- Directions: Collect every line of the records below that contains the word "marker".

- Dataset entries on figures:
-=-=-=-=-
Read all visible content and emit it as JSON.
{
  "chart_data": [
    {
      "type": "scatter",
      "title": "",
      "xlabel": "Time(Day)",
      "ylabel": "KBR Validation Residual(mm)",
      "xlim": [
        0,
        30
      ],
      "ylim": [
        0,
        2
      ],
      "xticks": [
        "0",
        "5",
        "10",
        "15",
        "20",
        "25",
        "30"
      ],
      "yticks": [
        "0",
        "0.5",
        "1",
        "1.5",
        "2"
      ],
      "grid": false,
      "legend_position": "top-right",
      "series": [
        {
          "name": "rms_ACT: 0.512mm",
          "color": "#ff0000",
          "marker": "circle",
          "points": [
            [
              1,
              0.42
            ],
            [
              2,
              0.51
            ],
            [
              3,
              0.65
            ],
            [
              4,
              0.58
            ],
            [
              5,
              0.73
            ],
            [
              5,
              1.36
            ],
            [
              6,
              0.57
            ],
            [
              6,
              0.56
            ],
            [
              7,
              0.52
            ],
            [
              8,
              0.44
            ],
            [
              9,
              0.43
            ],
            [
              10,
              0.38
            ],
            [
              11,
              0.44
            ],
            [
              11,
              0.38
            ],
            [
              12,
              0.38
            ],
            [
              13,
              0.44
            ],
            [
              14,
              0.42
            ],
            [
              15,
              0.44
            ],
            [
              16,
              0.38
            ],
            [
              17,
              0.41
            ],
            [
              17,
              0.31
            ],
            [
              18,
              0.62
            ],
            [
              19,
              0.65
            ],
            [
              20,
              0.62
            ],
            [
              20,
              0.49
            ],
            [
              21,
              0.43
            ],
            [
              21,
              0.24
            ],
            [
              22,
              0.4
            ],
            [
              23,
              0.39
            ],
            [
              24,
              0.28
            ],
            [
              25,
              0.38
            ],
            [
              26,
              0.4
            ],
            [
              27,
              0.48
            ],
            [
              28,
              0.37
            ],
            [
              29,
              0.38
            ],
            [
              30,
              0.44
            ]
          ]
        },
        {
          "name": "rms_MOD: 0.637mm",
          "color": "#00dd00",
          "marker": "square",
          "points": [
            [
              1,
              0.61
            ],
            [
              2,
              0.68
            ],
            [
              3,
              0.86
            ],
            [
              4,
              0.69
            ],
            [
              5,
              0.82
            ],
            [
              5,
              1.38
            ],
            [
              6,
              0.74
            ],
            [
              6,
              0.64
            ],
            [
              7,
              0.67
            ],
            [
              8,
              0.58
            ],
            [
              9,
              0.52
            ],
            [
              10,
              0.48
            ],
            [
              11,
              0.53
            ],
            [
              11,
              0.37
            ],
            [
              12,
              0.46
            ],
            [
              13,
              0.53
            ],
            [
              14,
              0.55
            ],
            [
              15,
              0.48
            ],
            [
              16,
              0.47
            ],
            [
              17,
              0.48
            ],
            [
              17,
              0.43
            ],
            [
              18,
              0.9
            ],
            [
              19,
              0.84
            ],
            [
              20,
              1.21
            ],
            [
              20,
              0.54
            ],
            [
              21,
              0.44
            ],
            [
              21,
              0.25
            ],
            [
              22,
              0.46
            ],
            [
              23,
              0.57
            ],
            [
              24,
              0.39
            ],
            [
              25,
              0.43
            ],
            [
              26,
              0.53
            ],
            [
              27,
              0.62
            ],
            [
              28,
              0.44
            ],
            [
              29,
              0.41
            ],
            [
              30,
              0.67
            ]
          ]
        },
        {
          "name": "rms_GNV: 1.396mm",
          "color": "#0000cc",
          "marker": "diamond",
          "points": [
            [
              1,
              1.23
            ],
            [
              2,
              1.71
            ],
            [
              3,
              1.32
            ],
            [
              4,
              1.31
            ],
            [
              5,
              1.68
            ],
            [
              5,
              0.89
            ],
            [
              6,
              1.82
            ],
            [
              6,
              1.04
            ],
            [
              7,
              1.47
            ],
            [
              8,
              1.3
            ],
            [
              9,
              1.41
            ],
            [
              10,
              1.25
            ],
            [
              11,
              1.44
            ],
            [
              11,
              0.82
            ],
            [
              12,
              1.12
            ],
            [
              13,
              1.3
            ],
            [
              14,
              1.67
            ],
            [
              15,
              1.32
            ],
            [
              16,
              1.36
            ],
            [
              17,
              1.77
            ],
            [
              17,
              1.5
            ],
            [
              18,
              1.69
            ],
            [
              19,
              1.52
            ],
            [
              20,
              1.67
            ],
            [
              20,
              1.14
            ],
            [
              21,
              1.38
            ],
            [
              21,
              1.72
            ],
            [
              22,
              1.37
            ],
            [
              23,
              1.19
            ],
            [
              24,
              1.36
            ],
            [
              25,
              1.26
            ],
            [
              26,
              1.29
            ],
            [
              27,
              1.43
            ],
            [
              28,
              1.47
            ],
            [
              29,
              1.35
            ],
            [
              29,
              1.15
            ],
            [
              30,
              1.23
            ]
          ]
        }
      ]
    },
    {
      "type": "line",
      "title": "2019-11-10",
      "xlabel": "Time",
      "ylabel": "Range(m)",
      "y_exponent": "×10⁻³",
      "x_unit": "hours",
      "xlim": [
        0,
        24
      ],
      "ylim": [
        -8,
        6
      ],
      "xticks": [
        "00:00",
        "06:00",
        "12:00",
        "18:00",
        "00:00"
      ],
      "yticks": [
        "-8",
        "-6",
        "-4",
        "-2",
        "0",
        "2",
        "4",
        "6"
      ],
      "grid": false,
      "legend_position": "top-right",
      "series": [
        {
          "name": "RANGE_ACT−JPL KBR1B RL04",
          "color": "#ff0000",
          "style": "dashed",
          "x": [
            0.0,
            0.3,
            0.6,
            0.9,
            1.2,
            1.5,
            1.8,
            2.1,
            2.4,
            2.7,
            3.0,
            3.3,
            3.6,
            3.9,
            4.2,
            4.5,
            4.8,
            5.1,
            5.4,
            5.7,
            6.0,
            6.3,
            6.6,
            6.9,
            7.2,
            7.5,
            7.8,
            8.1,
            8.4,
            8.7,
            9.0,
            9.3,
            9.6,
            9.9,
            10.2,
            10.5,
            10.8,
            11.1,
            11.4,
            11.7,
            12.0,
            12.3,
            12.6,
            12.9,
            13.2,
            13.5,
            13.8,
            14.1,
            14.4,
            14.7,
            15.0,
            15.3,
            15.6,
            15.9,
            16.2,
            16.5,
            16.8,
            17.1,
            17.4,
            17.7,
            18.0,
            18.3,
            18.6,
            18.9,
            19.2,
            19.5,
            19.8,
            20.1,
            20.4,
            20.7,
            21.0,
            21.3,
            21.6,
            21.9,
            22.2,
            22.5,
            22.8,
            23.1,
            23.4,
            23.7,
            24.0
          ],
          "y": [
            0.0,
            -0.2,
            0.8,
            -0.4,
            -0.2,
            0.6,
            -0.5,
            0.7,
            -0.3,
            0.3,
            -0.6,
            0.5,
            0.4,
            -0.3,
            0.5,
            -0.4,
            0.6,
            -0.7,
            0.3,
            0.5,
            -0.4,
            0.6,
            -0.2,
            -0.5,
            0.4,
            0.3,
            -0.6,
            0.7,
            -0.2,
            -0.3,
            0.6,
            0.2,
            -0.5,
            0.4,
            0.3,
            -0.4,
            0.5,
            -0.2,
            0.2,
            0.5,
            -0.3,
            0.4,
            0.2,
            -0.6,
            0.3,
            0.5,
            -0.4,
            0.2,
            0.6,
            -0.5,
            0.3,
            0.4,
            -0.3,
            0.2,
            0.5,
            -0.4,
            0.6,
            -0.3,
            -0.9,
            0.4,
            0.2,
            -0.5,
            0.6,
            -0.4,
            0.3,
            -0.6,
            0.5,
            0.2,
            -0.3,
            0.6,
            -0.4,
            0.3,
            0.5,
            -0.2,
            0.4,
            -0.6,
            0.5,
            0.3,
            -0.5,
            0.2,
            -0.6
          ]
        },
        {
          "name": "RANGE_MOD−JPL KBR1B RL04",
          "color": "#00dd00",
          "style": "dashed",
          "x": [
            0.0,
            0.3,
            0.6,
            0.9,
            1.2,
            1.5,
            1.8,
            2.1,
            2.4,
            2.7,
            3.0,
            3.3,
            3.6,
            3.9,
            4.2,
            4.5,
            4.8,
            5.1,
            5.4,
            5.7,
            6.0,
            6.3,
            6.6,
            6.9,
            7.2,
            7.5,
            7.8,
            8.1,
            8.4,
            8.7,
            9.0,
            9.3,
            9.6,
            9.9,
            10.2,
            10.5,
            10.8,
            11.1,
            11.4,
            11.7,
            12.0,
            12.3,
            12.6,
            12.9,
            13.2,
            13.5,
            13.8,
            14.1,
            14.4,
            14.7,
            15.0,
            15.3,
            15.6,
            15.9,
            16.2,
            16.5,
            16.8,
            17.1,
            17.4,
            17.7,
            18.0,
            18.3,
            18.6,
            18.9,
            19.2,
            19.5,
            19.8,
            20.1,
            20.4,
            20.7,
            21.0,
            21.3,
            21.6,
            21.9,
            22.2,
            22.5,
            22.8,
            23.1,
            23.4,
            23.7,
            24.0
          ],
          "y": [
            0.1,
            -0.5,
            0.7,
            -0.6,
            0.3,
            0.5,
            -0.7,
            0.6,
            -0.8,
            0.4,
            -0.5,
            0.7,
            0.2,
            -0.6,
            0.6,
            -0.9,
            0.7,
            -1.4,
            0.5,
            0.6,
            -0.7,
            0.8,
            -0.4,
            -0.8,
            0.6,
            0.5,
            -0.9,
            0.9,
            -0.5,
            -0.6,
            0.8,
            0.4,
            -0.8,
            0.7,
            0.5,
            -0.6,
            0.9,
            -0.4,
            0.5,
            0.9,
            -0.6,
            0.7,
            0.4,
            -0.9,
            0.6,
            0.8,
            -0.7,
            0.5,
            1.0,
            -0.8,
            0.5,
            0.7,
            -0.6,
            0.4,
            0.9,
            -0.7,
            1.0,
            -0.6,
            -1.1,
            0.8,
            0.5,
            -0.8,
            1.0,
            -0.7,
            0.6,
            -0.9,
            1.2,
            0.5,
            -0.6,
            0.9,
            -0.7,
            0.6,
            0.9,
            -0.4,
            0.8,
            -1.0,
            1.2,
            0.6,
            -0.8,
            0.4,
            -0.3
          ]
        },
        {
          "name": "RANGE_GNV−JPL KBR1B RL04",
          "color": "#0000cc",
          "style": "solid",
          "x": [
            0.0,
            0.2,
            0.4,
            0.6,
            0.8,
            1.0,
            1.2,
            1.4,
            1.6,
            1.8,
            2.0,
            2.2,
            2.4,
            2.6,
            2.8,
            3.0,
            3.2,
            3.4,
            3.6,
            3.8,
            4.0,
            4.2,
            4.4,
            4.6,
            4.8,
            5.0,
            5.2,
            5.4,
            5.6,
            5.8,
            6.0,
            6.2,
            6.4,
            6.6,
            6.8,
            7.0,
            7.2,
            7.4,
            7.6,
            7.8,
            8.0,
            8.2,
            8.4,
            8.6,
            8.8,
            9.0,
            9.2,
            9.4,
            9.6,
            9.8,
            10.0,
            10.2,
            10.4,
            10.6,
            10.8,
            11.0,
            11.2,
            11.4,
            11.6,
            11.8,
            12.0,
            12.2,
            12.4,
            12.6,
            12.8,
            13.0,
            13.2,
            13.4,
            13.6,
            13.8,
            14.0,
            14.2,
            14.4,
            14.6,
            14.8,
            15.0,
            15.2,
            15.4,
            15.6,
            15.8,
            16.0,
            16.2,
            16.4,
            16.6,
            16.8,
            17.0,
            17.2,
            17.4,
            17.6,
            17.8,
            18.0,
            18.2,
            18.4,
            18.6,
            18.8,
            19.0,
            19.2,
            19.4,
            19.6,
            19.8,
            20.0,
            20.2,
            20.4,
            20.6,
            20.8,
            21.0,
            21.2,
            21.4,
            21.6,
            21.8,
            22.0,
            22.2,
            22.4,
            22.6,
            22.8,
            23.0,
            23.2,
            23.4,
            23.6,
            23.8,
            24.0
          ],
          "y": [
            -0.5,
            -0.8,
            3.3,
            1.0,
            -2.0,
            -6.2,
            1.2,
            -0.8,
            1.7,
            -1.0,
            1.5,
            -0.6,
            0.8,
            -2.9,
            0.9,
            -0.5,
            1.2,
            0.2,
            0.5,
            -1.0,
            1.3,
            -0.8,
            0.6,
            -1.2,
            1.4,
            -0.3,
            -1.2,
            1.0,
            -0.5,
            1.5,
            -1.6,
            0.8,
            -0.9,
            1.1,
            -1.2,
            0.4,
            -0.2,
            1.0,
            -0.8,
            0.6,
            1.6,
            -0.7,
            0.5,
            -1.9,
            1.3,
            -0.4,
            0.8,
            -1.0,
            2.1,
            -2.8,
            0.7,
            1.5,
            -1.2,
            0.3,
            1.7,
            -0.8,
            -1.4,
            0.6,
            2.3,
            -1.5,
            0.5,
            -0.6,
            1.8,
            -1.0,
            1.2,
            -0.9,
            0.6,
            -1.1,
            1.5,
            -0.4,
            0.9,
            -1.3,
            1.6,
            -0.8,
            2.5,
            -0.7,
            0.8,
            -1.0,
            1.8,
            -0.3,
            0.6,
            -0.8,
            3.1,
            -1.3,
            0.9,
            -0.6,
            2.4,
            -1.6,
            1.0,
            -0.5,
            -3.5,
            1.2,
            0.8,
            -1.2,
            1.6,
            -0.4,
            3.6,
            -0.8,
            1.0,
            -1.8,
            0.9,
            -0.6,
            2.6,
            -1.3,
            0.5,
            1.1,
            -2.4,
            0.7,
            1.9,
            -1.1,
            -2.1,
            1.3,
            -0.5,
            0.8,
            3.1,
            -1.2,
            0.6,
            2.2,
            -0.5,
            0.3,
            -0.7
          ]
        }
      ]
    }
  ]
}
-=-=-=-=-
- Answer for the task:
          "marker": "circle",
          "marker": "square",
          "marker": "diamond",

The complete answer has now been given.